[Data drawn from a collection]
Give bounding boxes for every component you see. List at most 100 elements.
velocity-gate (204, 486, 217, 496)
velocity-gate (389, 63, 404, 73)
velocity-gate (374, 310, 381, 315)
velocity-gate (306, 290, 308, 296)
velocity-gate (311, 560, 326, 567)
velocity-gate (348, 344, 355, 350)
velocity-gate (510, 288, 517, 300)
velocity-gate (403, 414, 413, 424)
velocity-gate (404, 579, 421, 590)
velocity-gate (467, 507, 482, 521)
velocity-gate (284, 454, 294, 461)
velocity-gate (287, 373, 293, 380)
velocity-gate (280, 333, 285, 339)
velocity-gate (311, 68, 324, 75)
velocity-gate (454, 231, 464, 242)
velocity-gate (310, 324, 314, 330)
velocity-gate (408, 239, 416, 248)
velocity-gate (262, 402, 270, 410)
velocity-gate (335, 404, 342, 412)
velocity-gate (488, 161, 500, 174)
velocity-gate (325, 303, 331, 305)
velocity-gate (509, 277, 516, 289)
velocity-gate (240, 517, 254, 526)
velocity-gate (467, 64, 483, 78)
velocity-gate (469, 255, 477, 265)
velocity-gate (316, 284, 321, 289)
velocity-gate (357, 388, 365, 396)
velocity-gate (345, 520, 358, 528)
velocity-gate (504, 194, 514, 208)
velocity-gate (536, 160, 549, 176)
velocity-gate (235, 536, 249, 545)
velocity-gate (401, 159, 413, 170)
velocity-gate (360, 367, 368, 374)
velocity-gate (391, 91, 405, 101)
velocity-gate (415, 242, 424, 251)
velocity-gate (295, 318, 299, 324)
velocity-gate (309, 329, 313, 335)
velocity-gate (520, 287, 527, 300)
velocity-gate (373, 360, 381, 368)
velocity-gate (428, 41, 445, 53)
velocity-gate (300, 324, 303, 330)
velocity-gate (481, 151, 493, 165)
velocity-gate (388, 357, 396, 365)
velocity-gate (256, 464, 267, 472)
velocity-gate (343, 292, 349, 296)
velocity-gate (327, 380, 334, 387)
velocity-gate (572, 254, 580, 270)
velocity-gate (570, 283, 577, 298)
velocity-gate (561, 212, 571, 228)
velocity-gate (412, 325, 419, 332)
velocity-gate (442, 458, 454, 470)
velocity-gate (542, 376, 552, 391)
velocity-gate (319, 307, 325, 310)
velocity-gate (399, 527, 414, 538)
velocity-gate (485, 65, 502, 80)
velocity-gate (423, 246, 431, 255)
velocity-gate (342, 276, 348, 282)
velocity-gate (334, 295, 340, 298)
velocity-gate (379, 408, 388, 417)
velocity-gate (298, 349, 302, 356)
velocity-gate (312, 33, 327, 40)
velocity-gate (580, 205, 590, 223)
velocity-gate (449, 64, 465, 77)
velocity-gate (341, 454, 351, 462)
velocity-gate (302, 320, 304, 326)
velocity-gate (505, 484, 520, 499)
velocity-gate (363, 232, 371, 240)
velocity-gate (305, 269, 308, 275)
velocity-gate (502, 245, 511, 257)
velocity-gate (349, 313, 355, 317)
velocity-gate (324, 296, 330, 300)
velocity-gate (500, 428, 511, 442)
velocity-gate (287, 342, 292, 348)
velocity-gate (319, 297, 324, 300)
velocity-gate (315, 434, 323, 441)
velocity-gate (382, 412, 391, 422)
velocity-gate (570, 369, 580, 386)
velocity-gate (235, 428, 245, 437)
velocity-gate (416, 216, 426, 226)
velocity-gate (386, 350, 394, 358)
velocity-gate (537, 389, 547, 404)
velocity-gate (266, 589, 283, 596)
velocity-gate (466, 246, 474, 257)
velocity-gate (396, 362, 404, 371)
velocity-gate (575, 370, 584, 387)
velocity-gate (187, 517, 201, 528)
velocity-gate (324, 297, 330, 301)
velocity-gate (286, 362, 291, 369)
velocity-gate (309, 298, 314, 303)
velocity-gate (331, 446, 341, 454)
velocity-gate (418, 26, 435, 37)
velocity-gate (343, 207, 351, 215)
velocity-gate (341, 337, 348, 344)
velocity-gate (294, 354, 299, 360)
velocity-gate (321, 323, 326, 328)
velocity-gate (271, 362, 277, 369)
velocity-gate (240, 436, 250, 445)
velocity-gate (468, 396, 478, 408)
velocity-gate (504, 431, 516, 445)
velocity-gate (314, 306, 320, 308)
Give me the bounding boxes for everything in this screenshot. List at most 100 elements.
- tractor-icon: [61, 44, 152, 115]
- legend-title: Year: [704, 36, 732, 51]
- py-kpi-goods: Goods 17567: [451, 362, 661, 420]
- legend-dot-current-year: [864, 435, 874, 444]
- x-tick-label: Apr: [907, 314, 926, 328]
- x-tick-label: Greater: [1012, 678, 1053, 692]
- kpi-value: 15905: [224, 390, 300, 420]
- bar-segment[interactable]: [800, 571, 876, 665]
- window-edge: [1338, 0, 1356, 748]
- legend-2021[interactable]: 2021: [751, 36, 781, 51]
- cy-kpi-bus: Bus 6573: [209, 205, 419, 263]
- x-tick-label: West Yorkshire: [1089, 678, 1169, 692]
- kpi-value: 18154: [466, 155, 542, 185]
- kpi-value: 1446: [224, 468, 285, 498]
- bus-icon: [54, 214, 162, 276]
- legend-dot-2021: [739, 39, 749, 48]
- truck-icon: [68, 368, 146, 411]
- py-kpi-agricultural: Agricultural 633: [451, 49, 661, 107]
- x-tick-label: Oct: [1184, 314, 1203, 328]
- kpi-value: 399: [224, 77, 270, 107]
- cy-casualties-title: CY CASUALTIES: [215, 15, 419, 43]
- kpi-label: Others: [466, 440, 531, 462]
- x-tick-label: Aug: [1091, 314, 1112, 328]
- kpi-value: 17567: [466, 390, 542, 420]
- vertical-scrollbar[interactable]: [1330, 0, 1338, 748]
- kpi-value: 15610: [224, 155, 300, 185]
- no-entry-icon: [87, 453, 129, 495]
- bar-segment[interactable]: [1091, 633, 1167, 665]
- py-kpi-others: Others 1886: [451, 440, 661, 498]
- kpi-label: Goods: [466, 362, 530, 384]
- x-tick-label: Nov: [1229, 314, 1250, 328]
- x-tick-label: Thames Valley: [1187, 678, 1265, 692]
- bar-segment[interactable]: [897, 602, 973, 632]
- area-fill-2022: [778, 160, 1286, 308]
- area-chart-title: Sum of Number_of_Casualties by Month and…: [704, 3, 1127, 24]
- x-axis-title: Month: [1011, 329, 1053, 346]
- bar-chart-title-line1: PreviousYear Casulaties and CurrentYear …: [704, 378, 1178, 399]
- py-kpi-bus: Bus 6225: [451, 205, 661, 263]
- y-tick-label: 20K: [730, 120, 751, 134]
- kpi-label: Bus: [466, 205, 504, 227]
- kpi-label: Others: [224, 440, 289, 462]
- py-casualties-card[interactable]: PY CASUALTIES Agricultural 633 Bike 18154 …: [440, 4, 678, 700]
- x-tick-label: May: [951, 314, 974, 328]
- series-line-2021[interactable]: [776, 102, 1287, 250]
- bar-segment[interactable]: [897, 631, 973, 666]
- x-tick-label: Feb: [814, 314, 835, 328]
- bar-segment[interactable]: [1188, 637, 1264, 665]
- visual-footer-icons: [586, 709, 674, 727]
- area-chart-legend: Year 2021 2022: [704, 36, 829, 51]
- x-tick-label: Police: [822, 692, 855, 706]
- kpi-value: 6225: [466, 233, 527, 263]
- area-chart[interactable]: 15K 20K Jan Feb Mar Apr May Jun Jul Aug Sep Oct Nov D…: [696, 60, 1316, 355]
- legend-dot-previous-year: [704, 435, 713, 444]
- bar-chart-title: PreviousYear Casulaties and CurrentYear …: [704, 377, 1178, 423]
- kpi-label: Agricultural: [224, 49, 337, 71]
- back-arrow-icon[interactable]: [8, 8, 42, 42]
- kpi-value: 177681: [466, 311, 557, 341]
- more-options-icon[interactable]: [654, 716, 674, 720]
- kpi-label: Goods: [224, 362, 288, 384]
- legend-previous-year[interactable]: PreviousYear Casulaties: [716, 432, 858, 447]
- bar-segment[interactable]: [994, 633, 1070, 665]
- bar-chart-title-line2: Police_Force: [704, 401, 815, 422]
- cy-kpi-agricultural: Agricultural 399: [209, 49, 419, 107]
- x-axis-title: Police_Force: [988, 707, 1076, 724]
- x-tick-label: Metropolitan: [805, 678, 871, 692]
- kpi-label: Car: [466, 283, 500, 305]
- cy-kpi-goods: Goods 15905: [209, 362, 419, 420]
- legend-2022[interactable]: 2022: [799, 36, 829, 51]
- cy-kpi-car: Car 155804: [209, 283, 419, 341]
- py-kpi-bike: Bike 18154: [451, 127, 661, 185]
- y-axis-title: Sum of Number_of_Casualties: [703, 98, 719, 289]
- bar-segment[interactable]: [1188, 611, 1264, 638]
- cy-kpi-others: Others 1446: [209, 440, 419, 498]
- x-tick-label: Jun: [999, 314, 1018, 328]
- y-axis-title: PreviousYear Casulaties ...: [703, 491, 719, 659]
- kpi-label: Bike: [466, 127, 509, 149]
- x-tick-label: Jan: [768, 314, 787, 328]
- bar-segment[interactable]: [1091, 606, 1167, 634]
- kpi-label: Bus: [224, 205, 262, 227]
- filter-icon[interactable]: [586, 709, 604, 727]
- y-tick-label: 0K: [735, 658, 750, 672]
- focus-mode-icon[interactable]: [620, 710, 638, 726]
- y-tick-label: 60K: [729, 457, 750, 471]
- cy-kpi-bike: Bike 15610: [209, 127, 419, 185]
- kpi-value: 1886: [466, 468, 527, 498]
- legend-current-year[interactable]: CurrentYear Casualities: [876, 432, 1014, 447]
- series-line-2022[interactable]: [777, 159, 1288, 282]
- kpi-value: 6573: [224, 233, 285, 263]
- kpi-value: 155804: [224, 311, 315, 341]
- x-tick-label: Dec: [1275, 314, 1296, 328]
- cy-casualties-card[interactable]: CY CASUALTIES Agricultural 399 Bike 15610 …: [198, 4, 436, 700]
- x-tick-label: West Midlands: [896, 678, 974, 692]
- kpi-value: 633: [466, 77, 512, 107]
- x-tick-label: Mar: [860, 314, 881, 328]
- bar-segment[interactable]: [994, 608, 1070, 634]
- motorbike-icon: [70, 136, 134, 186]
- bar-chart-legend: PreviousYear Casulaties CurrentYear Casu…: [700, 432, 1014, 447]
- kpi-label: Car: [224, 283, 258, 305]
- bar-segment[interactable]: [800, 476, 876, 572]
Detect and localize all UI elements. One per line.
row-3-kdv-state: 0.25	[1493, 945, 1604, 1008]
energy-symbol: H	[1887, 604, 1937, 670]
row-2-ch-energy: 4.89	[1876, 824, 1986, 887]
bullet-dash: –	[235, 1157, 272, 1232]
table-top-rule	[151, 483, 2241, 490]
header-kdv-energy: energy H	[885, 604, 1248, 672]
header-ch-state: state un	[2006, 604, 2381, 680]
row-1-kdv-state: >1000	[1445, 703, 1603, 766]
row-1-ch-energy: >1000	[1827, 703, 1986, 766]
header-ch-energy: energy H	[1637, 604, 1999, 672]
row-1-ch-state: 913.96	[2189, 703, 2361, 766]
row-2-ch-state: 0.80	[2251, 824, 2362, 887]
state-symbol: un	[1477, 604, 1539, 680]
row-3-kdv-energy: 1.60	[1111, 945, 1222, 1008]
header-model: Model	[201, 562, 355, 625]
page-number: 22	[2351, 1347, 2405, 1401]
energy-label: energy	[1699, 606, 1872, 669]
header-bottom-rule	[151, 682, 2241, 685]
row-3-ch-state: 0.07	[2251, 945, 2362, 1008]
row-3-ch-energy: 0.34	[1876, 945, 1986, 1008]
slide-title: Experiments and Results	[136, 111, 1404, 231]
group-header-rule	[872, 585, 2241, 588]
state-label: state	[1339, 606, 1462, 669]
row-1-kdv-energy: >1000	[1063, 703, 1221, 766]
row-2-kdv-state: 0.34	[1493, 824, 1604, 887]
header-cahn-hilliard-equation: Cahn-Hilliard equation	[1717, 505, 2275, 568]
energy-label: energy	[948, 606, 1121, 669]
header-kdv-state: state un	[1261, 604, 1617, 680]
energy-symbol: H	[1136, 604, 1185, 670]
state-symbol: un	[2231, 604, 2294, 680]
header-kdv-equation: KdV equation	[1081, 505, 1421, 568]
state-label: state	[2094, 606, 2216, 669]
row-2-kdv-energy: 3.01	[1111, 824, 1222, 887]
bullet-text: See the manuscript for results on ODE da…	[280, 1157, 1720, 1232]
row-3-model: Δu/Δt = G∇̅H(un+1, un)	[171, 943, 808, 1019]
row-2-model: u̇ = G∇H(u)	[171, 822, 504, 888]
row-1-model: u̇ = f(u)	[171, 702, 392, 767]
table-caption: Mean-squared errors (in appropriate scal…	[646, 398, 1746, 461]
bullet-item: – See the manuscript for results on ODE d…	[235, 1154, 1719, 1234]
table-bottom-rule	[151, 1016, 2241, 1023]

→ OBJECTIVE
Copy the listing above word for word, starting at its first line and ending with the line that contains "velocity-gate (423, 246, 431, 255)".

→ WORKED SOLUTION
Give bounding boxes for every component you see. List at most 100 elements.
velocity-gate (204, 486, 217, 496)
velocity-gate (389, 63, 404, 73)
velocity-gate (374, 310, 381, 315)
velocity-gate (306, 290, 308, 296)
velocity-gate (311, 560, 326, 567)
velocity-gate (348, 344, 355, 350)
velocity-gate (510, 288, 517, 300)
velocity-gate (403, 414, 413, 424)
velocity-gate (404, 579, 421, 590)
velocity-gate (467, 507, 482, 521)
velocity-gate (284, 454, 294, 461)
velocity-gate (287, 373, 293, 380)
velocity-gate (280, 333, 285, 339)
velocity-gate (311, 68, 324, 75)
velocity-gate (454, 231, 464, 242)
velocity-gate (310, 324, 314, 330)
velocity-gate (408, 239, 416, 248)
velocity-gate (262, 402, 270, 410)
velocity-gate (335, 404, 342, 412)
velocity-gate (488, 161, 500, 174)
velocity-gate (325, 303, 331, 305)
velocity-gate (509, 277, 516, 289)
velocity-gate (240, 517, 254, 526)
velocity-gate (467, 64, 483, 78)
velocity-gate (469, 255, 477, 265)
velocity-gate (316, 284, 321, 289)
velocity-gate (357, 388, 365, 396)
velocity-gate (345, 520, 358, 528)
velocity-gate (504, 194, 514, 208)
velocity-gate (536, 160, 549, 176)
velocity-gate (235, 536, 249, 545)
velocity-gate (401, 159, 413, 170)
velocity-gate (360, 367, 368, 374)
velocity-gate (391, 91, 405, 101)
velocity-gate (415, 242, 424, 251)
velocity-gate (295, 318, 299, 324)
velocity-gate (309, 329, 313, 335)
velocity-gate (520, 287, 527, 300)
velocity-gate (373, 360, 381, 368)
velocity-gate (428, 41, 445, 53)
velocity-gate (300, 324, 303, 330)
velocity-gate (481, 151, 493, 165)
velocity-gate (388, 357, 396, 365)
velocity-gate (256, 464, 267, 472)
velocity-gate (343, 292, 349, 296)
velocity-gate (327, 380, 334, 387)
velocity-gate (572, 254, 580, 270)
velocity-gate (570, 283, 577, 298)
velocity-gate (561, 212, 571, 228)
velocity-gate (412, 325, 419, 332)
velocity-gate (442, 458, 454, 470)
velocity-gate (542, 376, 552, 391)
velocity-gate (319, 307, 325, 310)
velocity-gate (399, 527, 414, 538)
velocity-gate (485, 65, 502, 80)
velocity-gate (423, 246, 431, 255)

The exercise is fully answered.